**Challenge**
In the entries that follow, how many lines hold the string "Cancel"? Give only that number.

____ Available data

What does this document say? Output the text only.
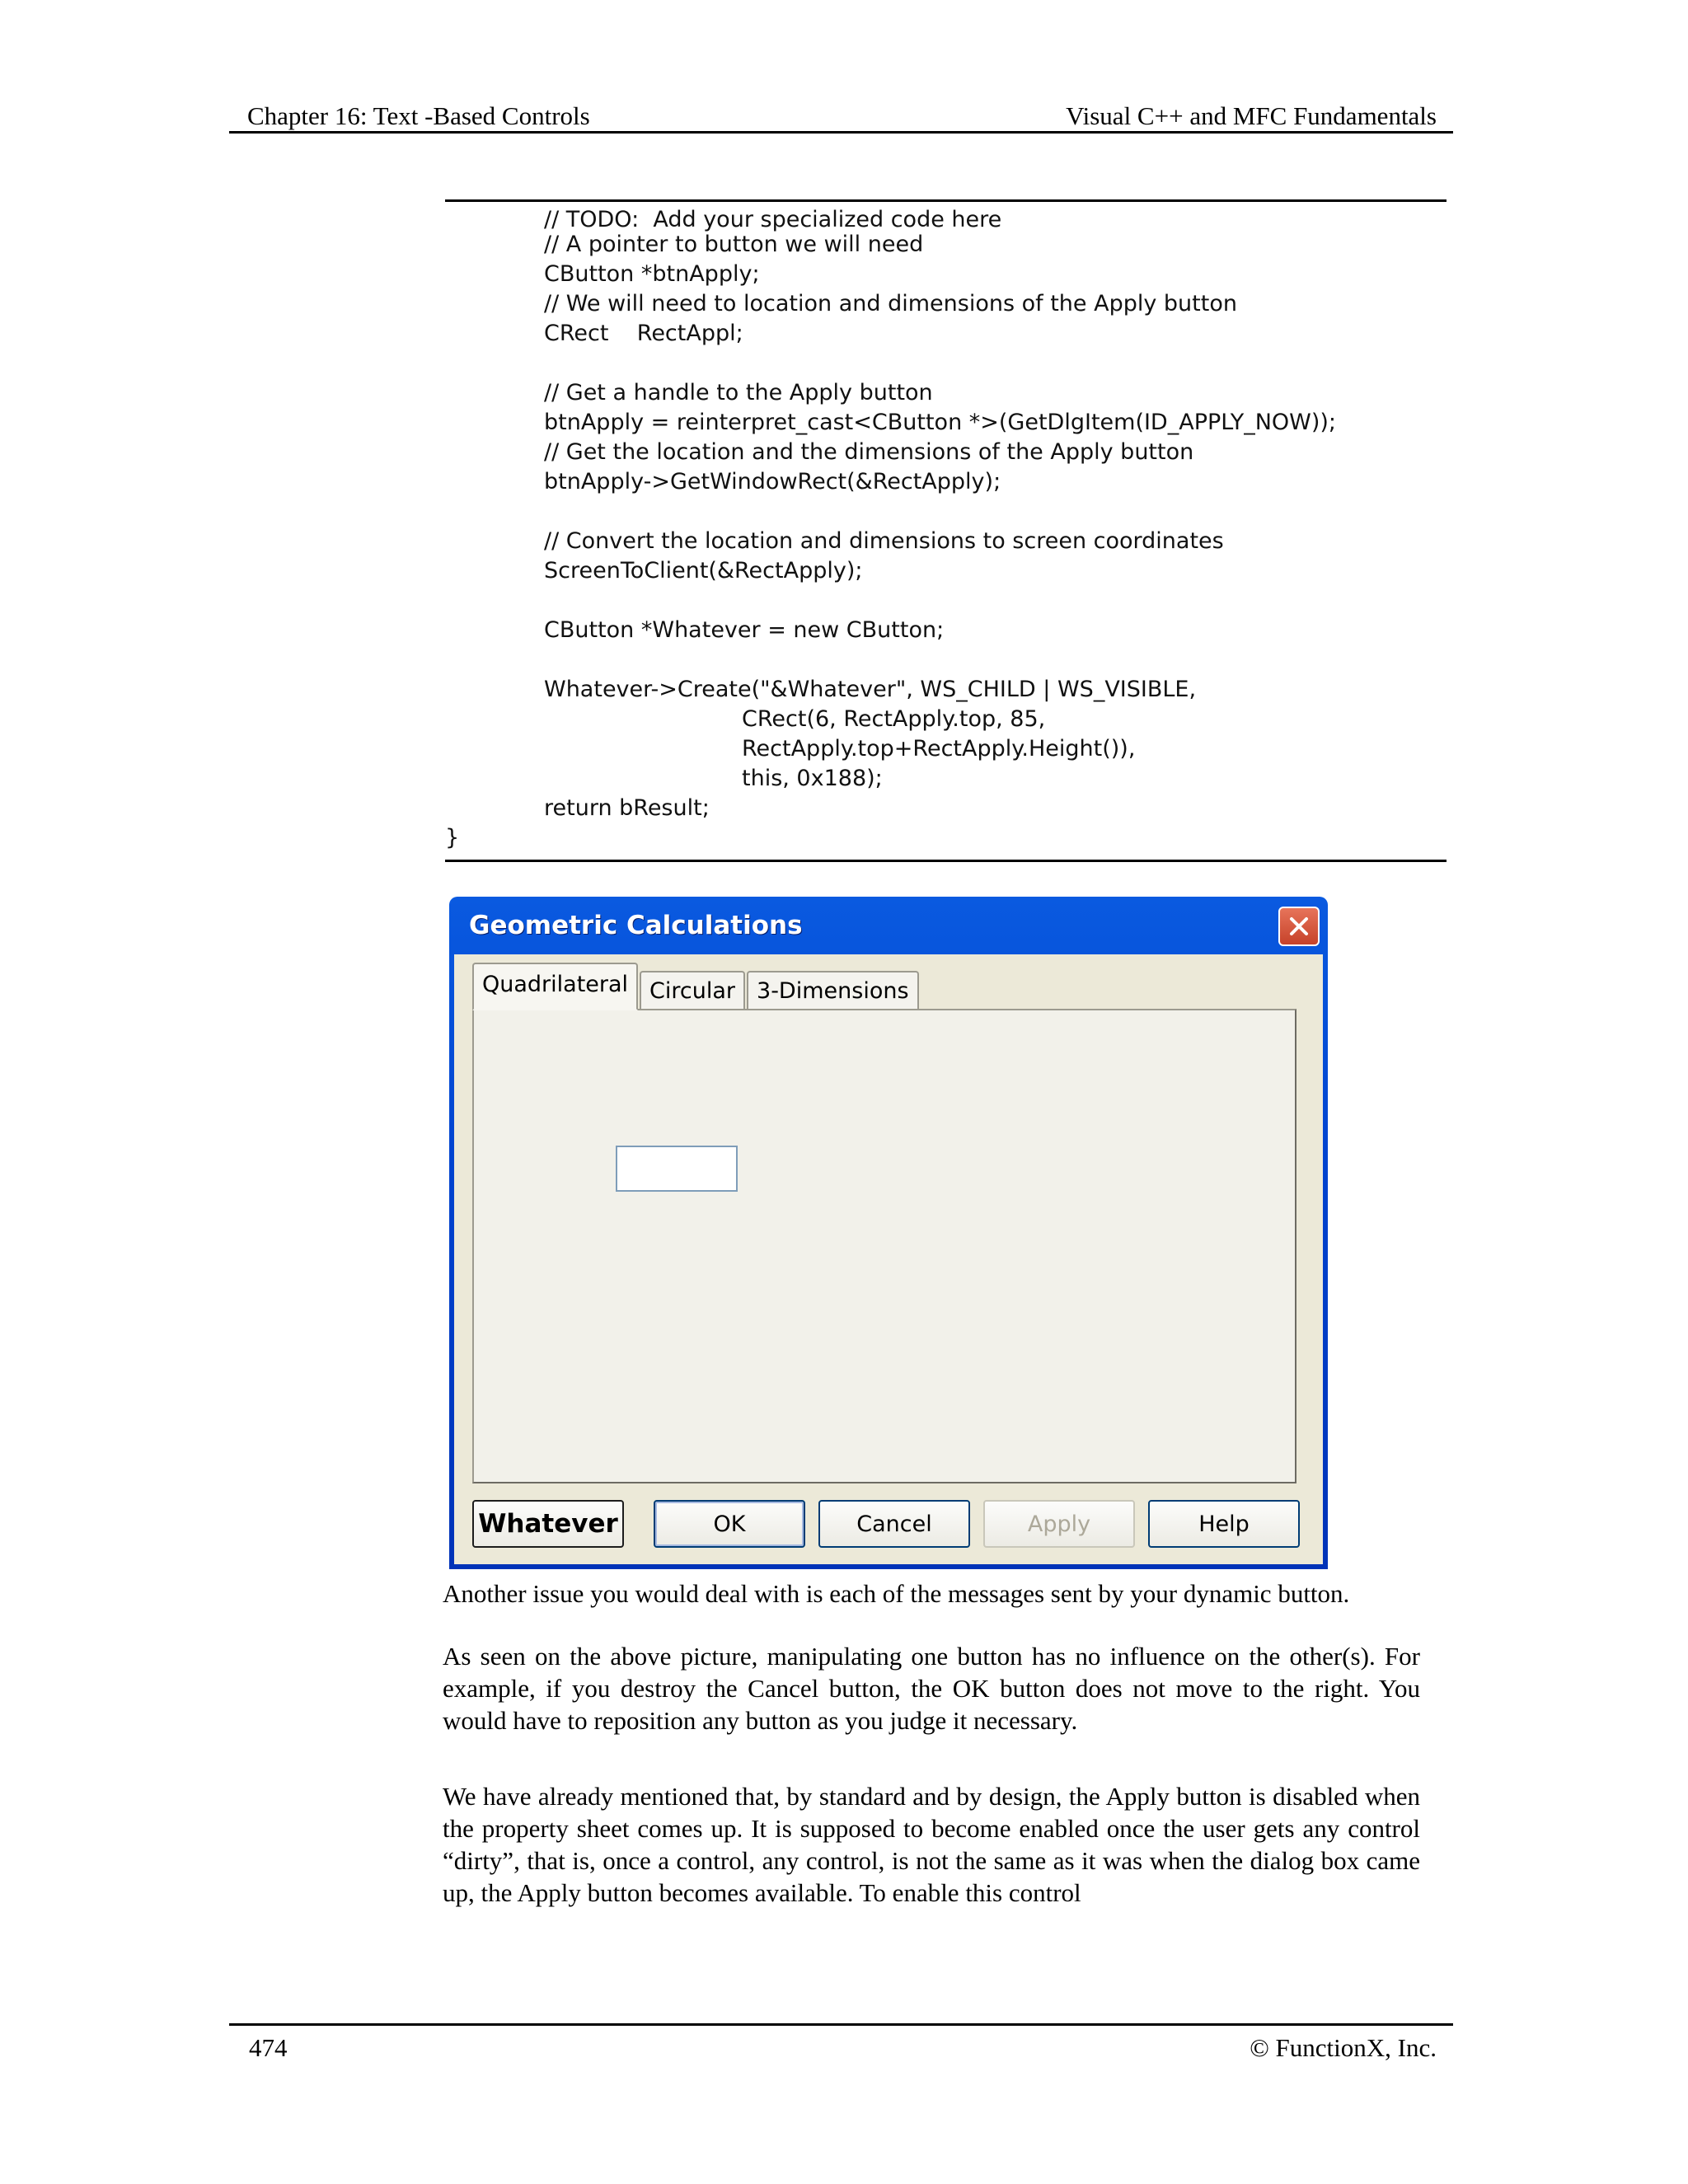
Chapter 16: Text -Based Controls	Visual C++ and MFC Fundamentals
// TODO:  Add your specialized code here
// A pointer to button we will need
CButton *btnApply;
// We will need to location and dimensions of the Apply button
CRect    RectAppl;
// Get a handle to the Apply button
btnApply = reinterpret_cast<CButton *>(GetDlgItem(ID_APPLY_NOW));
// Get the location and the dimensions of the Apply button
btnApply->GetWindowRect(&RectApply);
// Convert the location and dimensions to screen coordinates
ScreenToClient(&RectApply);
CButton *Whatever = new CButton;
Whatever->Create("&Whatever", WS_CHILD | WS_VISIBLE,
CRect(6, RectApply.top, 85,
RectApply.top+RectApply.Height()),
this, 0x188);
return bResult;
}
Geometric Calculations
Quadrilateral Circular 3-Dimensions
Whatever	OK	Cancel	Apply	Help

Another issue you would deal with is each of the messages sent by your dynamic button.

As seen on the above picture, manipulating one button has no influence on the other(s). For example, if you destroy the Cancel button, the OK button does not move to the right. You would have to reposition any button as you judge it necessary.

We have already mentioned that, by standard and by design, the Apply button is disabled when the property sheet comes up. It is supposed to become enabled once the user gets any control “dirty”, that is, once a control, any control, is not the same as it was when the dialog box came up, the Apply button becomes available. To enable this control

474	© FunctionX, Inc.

________
____ Available data

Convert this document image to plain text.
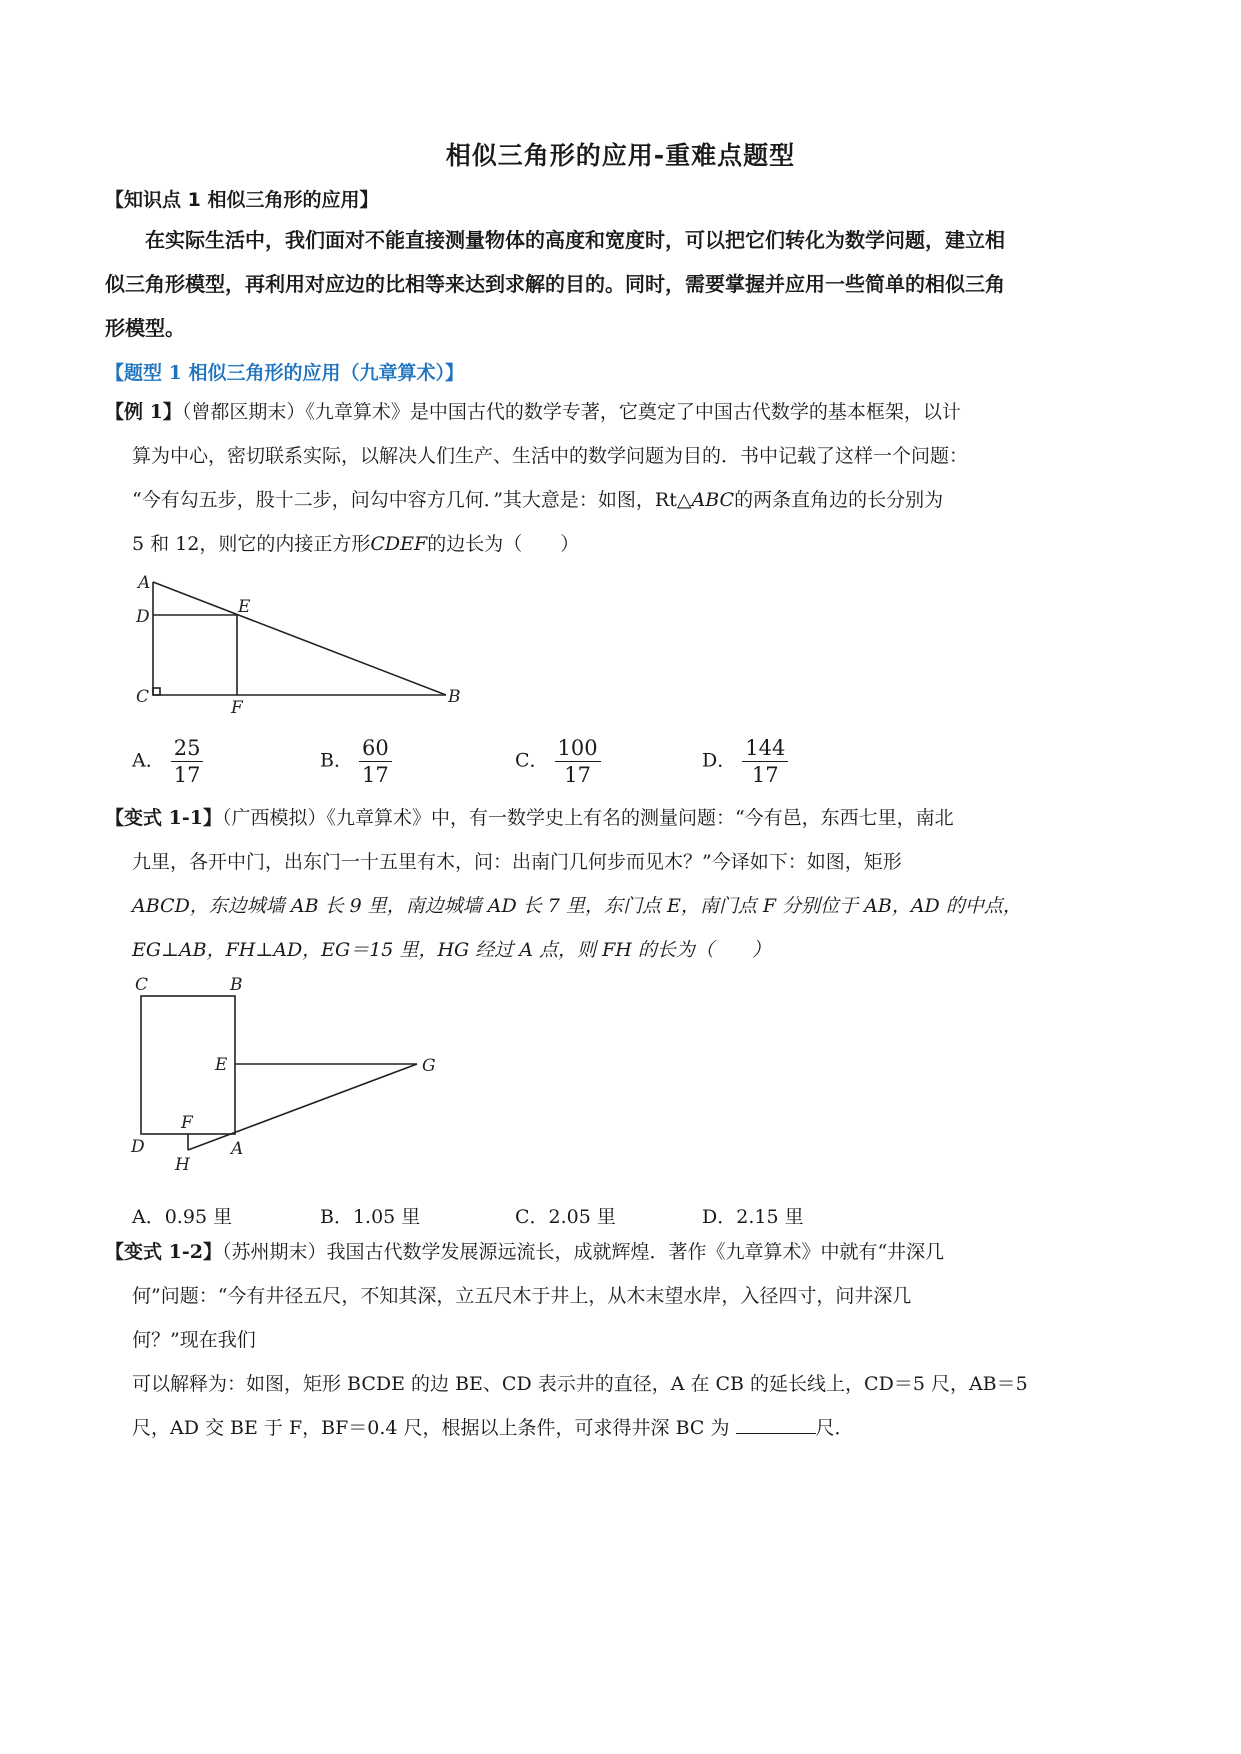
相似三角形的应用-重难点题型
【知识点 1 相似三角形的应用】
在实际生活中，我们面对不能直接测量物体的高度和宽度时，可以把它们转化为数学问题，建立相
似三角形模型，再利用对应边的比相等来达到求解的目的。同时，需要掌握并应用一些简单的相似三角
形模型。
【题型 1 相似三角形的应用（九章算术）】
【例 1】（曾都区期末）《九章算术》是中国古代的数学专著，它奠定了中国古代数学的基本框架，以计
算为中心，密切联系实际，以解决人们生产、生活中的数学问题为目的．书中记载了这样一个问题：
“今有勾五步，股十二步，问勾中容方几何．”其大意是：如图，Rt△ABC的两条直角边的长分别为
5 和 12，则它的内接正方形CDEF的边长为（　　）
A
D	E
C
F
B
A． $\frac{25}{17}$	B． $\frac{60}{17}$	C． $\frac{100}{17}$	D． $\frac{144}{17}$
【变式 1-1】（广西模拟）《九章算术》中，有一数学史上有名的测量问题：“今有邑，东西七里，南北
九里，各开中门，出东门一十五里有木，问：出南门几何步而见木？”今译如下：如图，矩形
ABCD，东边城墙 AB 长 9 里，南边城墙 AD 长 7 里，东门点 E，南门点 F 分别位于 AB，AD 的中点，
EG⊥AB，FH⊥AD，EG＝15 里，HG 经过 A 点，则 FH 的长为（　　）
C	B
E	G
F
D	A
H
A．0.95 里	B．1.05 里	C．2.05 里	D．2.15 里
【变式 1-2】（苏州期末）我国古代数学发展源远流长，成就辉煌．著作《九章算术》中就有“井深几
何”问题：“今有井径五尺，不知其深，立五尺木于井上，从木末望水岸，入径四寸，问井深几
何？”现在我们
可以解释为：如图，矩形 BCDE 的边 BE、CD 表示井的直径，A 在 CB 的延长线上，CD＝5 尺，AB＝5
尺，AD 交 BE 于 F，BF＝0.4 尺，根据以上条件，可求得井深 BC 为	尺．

________

**Solution to the exercise**
2